------ Information supplied ------

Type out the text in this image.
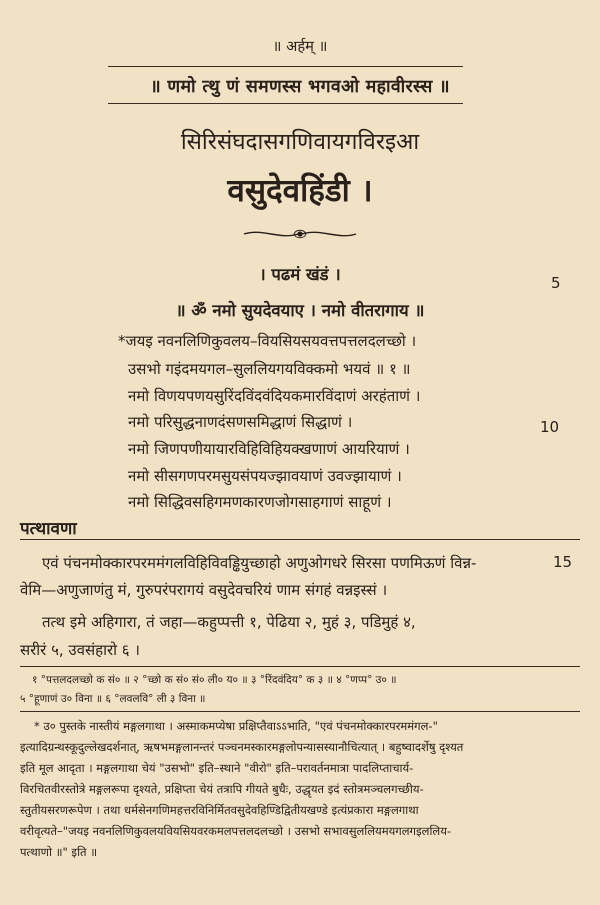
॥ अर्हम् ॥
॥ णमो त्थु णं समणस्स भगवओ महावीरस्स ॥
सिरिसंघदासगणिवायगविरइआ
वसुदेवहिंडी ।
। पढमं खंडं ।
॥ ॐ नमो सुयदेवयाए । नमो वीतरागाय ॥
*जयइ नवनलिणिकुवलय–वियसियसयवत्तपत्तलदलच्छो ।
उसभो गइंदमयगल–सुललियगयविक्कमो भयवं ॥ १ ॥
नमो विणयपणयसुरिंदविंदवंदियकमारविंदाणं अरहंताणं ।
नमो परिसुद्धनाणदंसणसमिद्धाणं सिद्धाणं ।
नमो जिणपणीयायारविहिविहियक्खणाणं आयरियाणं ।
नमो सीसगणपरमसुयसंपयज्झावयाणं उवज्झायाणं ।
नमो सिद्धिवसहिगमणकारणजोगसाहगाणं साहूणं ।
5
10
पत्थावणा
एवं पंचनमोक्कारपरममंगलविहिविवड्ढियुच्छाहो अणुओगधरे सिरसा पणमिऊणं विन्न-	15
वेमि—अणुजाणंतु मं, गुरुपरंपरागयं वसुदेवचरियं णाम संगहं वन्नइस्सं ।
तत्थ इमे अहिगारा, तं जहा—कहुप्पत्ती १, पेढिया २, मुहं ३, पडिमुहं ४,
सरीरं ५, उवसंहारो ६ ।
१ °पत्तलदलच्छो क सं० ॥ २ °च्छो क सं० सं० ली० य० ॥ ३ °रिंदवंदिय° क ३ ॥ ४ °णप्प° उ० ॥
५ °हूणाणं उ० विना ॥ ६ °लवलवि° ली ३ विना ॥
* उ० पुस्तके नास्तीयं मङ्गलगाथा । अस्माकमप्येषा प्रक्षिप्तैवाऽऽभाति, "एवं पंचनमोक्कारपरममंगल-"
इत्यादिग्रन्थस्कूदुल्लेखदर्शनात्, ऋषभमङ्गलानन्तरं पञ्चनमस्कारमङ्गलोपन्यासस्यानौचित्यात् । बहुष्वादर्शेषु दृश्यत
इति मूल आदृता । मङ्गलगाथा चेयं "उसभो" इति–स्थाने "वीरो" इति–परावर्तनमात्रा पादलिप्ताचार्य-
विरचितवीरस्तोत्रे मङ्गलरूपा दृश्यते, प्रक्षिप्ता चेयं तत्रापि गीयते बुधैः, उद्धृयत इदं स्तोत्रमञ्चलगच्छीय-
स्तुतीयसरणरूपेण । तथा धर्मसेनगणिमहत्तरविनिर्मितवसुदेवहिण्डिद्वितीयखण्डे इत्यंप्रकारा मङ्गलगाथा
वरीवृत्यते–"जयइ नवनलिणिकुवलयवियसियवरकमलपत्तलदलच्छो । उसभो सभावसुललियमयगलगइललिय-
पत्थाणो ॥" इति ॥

------
------ Information supplied ------

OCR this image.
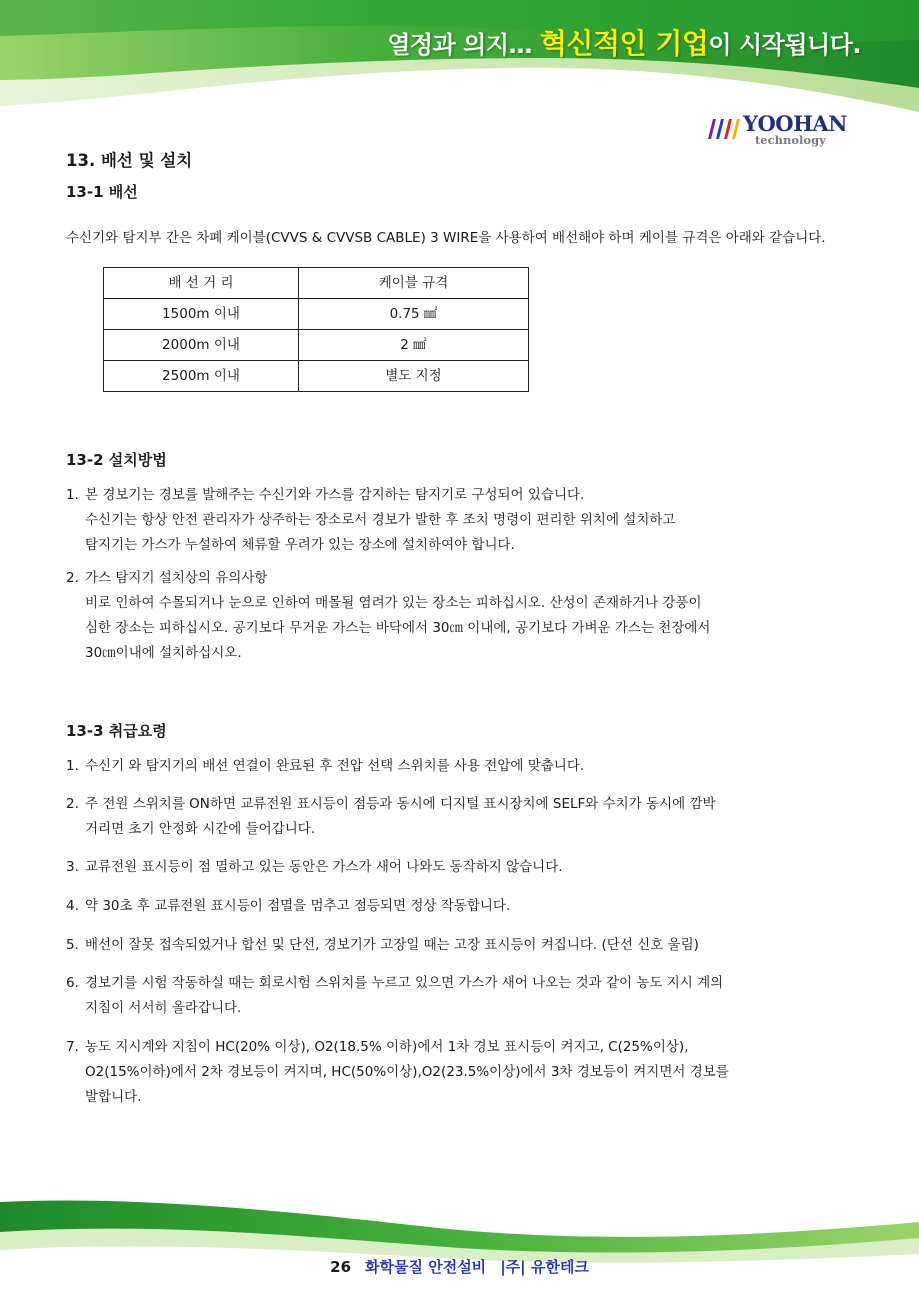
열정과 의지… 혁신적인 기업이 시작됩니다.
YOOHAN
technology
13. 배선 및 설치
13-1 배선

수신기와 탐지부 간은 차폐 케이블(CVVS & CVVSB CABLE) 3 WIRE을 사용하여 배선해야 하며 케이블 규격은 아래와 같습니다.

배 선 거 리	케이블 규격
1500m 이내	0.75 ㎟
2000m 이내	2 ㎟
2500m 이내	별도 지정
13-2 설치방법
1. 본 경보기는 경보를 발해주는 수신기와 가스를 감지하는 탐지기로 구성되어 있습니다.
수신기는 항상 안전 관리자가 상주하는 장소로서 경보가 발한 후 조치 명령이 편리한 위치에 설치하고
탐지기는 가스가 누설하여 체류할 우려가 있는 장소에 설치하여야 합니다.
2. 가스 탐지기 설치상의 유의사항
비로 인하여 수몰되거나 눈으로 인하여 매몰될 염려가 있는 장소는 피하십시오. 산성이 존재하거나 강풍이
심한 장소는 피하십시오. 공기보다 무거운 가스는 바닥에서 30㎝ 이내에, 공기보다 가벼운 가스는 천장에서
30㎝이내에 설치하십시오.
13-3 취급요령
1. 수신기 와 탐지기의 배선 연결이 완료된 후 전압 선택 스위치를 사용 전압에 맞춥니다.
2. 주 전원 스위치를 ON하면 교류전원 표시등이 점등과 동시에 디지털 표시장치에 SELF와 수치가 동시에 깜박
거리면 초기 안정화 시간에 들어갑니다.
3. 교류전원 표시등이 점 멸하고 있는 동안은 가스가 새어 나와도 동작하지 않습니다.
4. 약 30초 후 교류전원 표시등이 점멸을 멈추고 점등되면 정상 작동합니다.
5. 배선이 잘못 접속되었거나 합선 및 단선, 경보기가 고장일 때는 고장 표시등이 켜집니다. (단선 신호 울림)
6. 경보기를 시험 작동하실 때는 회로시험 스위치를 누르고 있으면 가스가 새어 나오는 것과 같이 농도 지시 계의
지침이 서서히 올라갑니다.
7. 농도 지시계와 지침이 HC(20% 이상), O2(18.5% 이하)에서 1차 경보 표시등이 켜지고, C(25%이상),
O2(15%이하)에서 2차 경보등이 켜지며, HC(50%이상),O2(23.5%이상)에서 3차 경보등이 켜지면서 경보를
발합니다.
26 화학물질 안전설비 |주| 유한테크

------

- [Written problem]: Extract, from the listing above, every line where the string "this" occurs.

- [Written solution]:
Type out the text in this image.
OCR this image.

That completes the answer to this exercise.